» **Given text**:
◇ ◇ ◇ ◇ ◇ ◇ ◇
A conservatory of Ldotter blogs.

Wednesday, July 13, 2005

Molly Ivins. . .

. . .today retracted a gross misstatement of fact she'd made in her previous column. I think that's a perfectly admirable thing to do, so I'll resist the temptation to heckle her. But, that won't keep me from chiding the presumably large number of MoveOn folks who believed exactly as she had until she was corrected.

I assume Molly didn't arrive at her numbers by accident. One doesn't just pluck a figure out of the air when discussing the number of people Saddam murdered during his reign. It's most likely a number she's heard bandied about in conversation with like-minded acquaintances who appear to have some sense of authority on the issue. So, one would presume that Molly isn't the only one among her circle of indignants who needed to be disabused of the notion that Saddam had killed less than 20,000 human beings over a 30-year period. You really have to wonder how widely held this belief has been among the left. What would cause them to so readily accept such a low number when the reality is that Hussein is directly responsible for at least 300,000 dead Iraqis?

Whether it's willful ignorance, or denial, there is something wrong on the left when one of its beloved opinion writers gets such a basic, important fact so wrong. Whatever the case, it slipped past at least one editor (likely more) before going to publication (assuming anyone bothers to read her work before printing it). To me, that indicates an institutional problem. I know. I'm as stunned as you are.

But, there's an irony in all of this. It seems that Ivins (and many others on the left) feel that the moment the number of civilian dead in this war surpasses the number produced by the Hussein regime, the war becomes inherently unjust and immoral -- and the bodycount was to become a rallying cry. The irony is that the left holds up as its shining example of humanitarian wartime triumph the war in Kosovo, which is far closer to having cost more civilian lives than the ethnic cleansing it sought to end. In the last days leading up to NATO intervention, Clinton administration officials were trumpeting bodycounts of "up to 100,000." As it turns out, the number of bodies that have been discovered in and around Kosovo is much closer to 3,500. And, 3,500 is close to the number of civilians killed over the course of the sustained aerial campaign. At least these are the most recent figures I've heard. I haven't followed the developements very closely over the last several years, so the numbers are subject to revision.

I'd really like to know the genesis of the number Molly cited in her original article.
◇ ◇ ◇ ◇ ◇ ◇ ◇
» **Task**:
Write out the Molly Ivins post word for word, starting at the words "Wednesday, July 13, 2005" and stopping after "she was corrected.". Draw only on the Molly Ivins post.

Items stored from a collection:
◇ ◇ ◇ ◇ ◇ ◇ ◇
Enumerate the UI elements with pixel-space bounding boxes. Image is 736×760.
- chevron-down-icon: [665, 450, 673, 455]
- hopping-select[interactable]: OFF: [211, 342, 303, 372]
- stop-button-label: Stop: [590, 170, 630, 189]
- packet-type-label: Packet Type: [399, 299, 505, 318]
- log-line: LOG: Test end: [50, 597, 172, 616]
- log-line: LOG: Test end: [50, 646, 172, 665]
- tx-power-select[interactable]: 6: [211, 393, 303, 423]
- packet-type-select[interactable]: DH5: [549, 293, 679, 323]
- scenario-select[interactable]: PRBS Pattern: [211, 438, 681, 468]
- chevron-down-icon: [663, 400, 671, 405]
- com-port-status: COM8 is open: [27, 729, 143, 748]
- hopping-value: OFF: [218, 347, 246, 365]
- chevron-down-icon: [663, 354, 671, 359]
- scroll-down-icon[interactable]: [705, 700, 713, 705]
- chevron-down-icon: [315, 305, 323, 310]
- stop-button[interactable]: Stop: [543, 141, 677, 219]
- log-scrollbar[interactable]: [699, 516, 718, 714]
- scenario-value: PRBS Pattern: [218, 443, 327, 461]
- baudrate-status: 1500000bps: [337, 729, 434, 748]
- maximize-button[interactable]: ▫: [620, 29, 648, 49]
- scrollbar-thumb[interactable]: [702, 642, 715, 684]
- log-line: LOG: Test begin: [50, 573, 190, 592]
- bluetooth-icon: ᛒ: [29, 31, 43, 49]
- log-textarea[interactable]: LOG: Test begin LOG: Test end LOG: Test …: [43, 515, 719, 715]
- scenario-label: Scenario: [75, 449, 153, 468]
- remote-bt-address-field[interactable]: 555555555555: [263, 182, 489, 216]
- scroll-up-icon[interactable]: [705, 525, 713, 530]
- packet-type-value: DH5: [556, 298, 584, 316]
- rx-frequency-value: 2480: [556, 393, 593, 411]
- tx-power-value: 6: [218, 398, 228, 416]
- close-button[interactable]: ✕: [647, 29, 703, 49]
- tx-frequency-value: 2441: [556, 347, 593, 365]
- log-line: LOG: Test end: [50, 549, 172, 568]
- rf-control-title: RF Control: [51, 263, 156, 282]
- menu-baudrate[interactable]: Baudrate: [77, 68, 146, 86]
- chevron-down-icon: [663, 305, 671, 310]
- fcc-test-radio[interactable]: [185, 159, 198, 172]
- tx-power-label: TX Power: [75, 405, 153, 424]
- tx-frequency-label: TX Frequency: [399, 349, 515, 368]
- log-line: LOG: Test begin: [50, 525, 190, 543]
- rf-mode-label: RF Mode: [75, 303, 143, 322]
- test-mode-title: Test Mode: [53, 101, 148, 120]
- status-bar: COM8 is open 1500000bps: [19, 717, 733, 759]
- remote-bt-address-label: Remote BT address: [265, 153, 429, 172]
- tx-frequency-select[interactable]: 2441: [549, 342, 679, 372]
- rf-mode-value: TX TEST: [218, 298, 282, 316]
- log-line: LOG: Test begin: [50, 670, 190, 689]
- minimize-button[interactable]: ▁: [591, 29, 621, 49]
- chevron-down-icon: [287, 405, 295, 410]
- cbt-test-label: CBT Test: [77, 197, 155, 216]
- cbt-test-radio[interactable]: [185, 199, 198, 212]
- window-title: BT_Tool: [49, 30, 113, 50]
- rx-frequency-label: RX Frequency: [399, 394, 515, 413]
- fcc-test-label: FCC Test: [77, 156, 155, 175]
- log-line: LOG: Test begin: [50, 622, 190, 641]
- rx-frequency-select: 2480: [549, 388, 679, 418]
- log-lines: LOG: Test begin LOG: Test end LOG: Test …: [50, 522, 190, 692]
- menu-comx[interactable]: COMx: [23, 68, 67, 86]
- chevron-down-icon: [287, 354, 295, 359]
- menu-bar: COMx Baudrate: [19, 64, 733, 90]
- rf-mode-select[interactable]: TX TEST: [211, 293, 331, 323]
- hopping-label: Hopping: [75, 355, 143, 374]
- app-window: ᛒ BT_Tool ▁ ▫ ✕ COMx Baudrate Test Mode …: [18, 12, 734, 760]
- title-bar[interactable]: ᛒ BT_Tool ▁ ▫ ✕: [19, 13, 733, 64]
◇ ◇ ◇ ◇ ◇ ◇ ◇
» **Written answer**:
Wednesday, July 13, 2005

Molly Ivins. . .

. . .today retracted a gross misstatement of fact she'd made in her previous column. I think that's a perfectly admirable thing to do, so I'll resist the temptation to heckle her. But, that won't keep me from chiding the presumably large number of MoveOn folks who believed exactly as she had until she was corrected.